┌────────
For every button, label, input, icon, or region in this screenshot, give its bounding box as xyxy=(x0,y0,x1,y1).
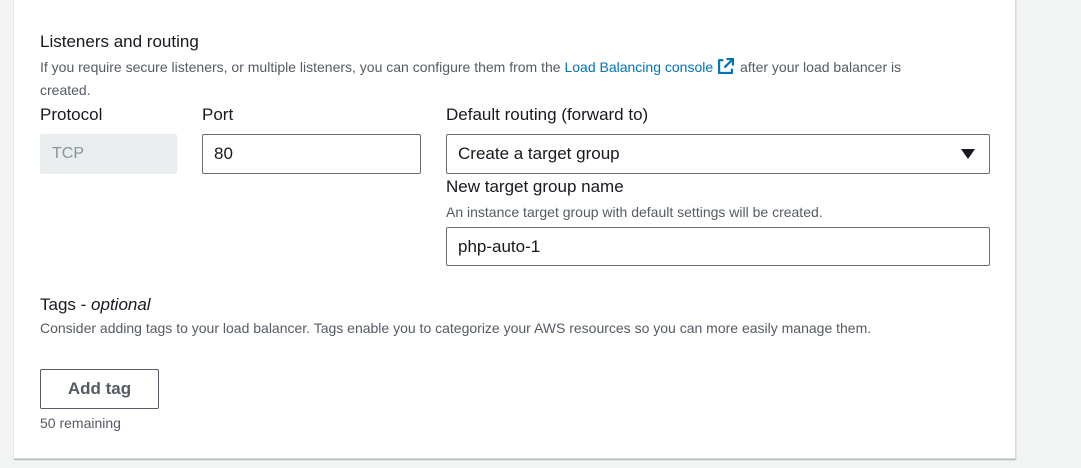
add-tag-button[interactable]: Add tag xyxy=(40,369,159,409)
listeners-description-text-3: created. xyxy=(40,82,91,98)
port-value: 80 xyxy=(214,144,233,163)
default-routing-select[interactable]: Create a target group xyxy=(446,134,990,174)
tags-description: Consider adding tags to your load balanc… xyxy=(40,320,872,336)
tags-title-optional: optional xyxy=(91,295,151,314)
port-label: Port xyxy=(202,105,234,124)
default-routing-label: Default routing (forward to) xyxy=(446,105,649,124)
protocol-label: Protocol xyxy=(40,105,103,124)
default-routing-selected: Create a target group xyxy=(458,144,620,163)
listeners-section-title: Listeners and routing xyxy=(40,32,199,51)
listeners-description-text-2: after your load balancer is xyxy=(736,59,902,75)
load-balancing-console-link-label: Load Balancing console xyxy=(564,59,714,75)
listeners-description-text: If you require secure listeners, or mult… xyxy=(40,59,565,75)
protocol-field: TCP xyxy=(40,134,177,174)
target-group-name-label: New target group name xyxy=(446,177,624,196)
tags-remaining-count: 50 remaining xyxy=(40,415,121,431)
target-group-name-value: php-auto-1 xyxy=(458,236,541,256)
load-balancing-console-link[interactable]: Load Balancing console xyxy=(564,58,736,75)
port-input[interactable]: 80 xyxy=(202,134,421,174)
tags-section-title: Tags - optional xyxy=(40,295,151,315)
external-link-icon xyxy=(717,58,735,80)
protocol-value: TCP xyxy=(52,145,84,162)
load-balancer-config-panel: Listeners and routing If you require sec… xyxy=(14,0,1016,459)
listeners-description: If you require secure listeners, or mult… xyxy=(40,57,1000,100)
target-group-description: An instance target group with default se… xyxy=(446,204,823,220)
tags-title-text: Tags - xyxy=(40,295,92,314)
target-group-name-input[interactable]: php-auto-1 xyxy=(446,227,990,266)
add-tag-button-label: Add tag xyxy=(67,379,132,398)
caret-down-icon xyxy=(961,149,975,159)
└────────
┌────────
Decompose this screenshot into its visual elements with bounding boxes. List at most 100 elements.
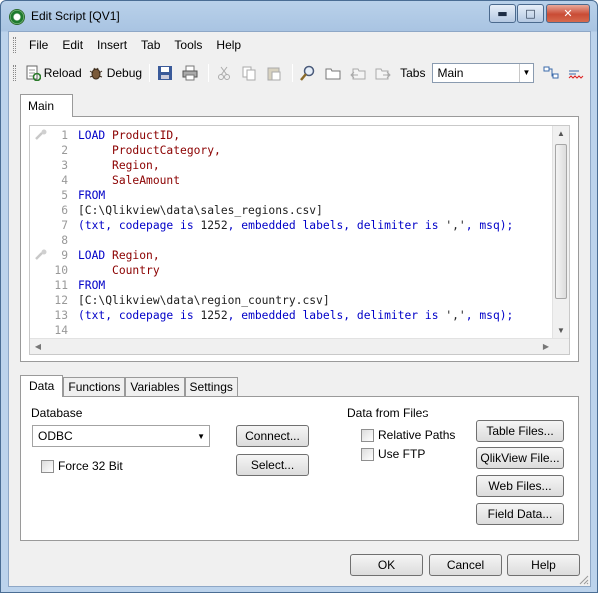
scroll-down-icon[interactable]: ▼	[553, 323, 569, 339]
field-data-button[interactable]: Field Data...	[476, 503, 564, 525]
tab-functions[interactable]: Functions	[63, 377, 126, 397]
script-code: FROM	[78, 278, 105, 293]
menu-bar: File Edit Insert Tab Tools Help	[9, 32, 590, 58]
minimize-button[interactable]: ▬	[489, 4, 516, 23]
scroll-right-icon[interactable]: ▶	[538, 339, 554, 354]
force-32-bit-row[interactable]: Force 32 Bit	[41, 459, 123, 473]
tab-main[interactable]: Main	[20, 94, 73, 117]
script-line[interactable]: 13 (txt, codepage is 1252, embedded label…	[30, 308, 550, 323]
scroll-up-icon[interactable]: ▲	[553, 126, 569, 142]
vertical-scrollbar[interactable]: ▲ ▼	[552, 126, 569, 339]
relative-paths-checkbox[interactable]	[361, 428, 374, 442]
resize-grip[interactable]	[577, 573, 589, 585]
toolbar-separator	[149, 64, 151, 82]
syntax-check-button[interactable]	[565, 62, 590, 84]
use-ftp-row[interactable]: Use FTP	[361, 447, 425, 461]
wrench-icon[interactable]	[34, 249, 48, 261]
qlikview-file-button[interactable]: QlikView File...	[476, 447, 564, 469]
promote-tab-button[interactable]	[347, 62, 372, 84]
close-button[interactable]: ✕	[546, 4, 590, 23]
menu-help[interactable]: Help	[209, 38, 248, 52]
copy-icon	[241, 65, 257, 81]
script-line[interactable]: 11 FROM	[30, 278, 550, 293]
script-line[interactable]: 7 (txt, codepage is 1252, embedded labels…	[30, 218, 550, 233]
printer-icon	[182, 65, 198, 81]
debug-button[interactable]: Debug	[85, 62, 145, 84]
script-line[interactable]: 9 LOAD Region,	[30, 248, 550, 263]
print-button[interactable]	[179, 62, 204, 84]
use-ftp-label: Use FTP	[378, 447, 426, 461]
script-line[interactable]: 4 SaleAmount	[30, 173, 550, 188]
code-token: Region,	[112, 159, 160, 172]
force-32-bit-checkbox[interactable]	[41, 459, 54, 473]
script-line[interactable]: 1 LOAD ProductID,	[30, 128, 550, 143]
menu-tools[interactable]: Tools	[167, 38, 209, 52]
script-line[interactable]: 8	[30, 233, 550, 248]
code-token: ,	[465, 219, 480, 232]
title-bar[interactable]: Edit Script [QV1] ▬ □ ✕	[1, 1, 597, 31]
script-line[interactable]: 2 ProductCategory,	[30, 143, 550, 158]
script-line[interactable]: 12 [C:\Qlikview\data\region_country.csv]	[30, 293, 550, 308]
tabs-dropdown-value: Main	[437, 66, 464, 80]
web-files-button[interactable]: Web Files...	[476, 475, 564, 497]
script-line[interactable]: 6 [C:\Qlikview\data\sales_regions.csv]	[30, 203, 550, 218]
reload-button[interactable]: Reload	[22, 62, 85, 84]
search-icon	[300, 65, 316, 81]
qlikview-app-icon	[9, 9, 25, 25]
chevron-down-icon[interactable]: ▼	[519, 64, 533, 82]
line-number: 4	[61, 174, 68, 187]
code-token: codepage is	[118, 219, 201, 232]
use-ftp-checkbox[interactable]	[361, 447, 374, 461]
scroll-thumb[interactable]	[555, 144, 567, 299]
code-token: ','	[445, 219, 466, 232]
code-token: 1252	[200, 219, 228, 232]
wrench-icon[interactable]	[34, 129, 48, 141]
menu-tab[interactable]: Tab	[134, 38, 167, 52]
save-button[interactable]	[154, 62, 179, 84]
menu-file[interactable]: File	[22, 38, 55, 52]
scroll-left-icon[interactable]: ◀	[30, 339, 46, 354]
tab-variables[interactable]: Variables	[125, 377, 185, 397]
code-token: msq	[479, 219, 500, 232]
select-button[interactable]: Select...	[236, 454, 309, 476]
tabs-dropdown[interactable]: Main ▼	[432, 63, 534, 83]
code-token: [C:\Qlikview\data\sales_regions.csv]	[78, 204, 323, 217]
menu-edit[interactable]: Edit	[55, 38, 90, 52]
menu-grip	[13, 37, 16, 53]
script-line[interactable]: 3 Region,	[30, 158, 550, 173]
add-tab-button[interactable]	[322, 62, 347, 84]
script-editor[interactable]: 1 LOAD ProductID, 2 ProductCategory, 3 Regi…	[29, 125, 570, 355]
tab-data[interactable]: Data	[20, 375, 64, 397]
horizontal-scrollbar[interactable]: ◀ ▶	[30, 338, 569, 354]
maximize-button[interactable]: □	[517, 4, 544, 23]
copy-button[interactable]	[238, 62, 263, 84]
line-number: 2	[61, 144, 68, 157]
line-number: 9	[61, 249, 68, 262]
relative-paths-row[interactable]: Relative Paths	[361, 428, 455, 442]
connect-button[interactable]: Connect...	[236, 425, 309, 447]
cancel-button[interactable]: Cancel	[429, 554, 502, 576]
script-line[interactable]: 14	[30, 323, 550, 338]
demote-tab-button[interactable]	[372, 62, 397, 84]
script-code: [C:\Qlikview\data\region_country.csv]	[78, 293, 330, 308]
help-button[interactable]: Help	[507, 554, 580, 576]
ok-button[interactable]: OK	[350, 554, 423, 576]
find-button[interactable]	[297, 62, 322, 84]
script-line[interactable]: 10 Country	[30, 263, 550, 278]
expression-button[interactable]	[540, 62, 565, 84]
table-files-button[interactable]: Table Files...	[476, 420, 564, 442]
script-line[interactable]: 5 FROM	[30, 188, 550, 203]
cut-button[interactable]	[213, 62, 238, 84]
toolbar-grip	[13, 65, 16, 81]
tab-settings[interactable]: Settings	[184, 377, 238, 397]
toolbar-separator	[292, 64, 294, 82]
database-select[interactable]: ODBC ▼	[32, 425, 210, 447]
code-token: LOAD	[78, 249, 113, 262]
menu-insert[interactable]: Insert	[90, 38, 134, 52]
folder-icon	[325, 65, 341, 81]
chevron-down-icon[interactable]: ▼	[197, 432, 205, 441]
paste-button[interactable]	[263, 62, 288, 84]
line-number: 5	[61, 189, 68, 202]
└────────
┌────────
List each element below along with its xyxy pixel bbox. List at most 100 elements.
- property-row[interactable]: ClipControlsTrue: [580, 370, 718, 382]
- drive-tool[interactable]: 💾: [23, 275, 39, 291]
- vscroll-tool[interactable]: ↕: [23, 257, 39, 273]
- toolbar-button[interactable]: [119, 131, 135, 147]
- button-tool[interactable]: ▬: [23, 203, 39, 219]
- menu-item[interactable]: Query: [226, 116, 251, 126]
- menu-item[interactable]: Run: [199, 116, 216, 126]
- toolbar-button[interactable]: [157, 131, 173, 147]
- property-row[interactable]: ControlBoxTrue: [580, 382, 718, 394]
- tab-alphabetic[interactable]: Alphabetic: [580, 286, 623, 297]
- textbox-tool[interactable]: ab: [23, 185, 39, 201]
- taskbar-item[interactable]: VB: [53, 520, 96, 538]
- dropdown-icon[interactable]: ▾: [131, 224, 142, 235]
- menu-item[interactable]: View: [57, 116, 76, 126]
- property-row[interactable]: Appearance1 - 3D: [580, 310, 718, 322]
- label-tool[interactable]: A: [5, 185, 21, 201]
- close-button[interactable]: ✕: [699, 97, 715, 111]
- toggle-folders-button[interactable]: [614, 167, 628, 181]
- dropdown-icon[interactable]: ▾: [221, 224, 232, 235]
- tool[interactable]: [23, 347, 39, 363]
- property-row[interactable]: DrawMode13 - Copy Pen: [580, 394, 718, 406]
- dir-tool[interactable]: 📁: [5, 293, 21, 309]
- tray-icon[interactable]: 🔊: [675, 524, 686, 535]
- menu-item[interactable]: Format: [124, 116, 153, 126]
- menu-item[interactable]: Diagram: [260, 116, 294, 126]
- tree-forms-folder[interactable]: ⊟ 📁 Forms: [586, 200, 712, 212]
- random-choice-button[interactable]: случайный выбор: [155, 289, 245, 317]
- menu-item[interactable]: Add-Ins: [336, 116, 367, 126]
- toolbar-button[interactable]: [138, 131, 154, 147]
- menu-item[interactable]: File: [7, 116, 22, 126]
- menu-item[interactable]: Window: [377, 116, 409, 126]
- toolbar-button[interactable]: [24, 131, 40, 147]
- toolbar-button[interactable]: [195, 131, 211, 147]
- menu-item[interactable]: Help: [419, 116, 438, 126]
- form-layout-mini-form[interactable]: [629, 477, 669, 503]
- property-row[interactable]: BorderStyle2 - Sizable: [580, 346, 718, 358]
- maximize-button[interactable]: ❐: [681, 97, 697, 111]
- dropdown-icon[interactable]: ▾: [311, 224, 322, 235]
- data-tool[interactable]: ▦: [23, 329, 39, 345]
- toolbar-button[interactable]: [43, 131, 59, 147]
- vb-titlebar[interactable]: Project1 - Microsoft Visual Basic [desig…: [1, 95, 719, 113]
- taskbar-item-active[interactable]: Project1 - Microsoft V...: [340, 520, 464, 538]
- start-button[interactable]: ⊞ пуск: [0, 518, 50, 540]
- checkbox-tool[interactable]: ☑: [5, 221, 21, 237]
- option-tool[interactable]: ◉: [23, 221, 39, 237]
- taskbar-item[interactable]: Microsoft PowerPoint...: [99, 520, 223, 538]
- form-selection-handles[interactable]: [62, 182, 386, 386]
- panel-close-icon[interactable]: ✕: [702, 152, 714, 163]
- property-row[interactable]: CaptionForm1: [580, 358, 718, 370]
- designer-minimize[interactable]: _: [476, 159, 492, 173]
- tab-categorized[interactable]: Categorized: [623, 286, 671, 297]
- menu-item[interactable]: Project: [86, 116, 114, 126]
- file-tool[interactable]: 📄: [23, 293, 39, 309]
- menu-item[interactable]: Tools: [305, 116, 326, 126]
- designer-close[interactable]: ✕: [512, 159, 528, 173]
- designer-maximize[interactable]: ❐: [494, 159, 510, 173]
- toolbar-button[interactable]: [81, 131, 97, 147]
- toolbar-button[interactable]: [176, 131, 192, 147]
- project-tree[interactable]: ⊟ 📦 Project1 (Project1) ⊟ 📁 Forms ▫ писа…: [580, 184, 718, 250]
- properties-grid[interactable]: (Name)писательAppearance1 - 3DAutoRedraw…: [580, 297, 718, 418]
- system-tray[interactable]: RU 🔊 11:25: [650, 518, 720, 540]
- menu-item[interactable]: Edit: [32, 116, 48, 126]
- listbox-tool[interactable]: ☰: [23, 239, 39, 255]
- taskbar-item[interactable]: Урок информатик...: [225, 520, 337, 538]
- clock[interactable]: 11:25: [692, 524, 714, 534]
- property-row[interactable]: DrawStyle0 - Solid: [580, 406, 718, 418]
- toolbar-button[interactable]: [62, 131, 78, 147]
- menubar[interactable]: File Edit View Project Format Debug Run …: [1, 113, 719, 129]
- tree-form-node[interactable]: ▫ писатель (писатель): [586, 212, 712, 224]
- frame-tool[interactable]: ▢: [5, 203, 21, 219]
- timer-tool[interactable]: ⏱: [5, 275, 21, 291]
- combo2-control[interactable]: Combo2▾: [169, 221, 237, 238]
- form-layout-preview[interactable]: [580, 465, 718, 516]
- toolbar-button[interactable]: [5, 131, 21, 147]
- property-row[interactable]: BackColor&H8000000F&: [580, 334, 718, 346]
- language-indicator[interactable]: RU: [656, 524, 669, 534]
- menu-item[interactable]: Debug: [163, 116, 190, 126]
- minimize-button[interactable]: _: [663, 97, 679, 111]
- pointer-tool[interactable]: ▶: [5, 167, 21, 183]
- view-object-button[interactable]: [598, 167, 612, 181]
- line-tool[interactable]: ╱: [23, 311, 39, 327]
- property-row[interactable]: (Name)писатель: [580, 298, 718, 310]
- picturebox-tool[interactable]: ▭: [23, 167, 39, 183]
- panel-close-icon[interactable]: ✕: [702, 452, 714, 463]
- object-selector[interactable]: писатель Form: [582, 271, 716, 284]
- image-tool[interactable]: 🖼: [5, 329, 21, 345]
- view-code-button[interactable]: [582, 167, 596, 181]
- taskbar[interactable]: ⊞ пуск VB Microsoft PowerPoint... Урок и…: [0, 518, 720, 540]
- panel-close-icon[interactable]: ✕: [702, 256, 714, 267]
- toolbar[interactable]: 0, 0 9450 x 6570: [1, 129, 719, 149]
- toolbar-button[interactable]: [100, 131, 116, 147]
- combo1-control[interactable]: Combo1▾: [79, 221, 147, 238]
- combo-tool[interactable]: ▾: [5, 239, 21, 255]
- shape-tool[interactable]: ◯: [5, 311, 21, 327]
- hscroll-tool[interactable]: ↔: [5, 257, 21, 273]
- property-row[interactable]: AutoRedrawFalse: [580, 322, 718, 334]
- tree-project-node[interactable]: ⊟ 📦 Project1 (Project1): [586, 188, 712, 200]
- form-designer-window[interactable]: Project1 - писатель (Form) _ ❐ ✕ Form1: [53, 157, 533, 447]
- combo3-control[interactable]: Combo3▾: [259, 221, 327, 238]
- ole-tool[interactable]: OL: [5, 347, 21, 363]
└────────
Return the lines starting with the line that contains "add-tag-button[interactable]: Add tag" and going on through the line that contains "port-label: Port xyxy=(202,105,234,124)", unchanged. Give only those lines.

## SOLUTION
add-tag-button[interactable]: Add tag xyxy=(40,369,159,409)
listeners-description-text-3: created. xyxy=(40,82,91,98)
port-value: 80 xyxy=(214,144,233,163)
default-routing-select[interactable]: Create a target group xyxy=(446,134,990,174)
tags-description: Consider adding tags to your load balanc… xyxy=(40,320,872,336)
tags-title-optional: optional xyxy=(91,295,151,314)
port-label: Port xyxy=(202,105,234,124)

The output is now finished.